_WHAT IS EXPECTED_: Search the records that follow and extract every line containing the string "direction".

----

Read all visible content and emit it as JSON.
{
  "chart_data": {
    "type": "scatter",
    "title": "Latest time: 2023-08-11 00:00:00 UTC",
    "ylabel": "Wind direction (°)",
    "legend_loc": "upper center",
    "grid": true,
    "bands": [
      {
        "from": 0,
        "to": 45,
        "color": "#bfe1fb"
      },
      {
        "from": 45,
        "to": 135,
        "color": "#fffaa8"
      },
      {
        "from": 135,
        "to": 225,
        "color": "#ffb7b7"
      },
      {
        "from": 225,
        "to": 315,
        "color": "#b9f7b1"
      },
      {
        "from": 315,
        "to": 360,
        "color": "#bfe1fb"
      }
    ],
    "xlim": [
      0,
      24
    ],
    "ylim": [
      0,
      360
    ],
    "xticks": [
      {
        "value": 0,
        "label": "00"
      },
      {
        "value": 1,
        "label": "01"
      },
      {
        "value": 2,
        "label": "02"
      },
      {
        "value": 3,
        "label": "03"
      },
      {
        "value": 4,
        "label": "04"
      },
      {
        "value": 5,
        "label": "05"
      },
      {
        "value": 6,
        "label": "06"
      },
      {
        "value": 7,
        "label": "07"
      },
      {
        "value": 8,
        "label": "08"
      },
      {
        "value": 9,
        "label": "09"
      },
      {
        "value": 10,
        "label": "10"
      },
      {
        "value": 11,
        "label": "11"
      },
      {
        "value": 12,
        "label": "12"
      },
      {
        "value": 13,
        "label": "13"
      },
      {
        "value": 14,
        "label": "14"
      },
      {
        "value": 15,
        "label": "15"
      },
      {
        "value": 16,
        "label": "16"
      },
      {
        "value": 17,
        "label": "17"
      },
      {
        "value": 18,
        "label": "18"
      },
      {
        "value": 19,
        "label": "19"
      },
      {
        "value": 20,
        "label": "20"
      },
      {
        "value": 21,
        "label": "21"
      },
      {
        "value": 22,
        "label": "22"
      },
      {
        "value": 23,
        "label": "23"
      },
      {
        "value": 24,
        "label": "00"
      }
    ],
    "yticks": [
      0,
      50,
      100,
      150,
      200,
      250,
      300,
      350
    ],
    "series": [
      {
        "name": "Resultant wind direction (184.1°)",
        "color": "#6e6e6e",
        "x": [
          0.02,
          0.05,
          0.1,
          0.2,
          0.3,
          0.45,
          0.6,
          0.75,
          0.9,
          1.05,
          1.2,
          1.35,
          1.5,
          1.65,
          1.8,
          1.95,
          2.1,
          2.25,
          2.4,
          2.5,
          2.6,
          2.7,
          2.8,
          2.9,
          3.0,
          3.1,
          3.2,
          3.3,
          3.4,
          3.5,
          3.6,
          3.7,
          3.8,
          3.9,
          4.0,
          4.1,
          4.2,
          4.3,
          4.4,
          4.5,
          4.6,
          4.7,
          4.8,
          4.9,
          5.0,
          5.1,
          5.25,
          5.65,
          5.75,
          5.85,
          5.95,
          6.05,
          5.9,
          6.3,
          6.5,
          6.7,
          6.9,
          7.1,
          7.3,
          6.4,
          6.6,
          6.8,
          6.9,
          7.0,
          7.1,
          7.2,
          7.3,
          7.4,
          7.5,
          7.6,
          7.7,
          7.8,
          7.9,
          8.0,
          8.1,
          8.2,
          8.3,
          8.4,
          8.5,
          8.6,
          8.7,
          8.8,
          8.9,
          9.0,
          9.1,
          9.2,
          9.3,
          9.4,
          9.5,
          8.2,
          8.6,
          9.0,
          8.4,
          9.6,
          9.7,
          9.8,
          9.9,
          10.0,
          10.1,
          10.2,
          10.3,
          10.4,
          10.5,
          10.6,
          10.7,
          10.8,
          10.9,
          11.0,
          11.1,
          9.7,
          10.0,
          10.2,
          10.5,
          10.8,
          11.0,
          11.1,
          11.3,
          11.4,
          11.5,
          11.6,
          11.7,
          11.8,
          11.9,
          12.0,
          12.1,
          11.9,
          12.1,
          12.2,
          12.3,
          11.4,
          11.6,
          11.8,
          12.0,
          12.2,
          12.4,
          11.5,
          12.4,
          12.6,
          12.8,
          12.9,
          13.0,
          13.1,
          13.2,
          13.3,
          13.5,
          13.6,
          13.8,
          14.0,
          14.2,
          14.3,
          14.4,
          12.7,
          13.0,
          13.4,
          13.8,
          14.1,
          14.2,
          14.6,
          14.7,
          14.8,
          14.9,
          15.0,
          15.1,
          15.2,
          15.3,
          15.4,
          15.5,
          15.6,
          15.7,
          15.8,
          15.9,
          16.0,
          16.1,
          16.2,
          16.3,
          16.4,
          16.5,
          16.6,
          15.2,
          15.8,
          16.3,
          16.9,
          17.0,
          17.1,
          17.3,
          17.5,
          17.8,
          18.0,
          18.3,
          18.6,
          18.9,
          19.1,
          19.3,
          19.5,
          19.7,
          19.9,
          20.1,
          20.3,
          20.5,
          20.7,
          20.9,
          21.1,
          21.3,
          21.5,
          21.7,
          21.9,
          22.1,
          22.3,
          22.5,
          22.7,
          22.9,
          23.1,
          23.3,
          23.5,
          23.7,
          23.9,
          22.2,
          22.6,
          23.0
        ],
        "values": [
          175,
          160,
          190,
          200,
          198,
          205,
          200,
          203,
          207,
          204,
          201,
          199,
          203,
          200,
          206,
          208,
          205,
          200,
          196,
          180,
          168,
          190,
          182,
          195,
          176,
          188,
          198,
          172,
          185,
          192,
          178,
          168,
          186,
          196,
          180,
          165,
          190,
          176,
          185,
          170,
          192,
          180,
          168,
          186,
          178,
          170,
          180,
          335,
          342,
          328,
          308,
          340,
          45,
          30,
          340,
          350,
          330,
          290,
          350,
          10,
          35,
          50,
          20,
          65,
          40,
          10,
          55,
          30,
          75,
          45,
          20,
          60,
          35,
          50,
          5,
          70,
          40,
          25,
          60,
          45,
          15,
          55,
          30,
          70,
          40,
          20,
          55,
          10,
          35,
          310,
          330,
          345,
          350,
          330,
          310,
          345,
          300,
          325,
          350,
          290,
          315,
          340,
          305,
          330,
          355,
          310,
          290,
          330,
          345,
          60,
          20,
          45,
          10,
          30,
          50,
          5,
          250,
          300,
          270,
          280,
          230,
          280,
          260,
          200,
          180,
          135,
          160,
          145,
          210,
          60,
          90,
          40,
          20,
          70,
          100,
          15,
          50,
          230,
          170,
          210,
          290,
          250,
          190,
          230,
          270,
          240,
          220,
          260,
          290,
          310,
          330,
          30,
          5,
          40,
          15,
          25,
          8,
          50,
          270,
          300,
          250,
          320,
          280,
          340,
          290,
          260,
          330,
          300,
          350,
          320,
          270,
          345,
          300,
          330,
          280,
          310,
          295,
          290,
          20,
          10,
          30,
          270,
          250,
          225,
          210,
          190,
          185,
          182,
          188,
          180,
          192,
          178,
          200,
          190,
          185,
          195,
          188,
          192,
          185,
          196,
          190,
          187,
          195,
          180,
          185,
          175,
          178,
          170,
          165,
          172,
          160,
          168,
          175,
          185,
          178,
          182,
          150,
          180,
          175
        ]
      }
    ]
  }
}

----

_TASK RESPONSE_:
    "ylabel": "Wind direction (°)",
        "name": "Resultant wind direction (184.1°)",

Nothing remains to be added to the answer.